▸ **What is required**: Copy every line of the data in which the word "보건서에서" occurs.
─── Recorded information
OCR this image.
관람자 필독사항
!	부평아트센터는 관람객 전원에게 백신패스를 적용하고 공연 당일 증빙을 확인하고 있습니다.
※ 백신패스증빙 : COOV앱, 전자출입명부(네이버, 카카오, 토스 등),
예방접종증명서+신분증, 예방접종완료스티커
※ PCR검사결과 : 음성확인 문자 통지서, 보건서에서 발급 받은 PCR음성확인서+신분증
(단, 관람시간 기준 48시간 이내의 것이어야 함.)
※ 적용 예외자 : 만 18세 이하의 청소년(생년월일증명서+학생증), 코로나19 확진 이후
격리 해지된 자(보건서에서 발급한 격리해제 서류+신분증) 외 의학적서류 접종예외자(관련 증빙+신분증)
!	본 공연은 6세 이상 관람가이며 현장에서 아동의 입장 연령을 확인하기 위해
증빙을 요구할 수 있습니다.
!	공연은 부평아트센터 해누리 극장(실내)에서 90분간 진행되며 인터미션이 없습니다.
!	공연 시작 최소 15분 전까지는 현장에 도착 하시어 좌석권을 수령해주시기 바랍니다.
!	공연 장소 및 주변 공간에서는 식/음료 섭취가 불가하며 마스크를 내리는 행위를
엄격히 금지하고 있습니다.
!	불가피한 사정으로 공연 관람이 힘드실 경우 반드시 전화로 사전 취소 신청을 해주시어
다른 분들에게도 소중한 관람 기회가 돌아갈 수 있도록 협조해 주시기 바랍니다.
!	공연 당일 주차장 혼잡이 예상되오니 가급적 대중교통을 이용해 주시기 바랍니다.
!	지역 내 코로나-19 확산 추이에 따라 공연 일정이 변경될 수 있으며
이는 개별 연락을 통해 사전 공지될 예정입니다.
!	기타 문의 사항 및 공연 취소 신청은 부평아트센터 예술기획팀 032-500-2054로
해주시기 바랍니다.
──────
▸ **Output below**:
※ PCR검사결과 : 음성확인 문자 통지서, 보건서에서 발급 받은 PCR음성확인서+신분증
격리 해지된 자(보건서에서 발급한 격리해제 서류+신분증) 외 의학적서류 접종예외자(관련 증빙+신분증)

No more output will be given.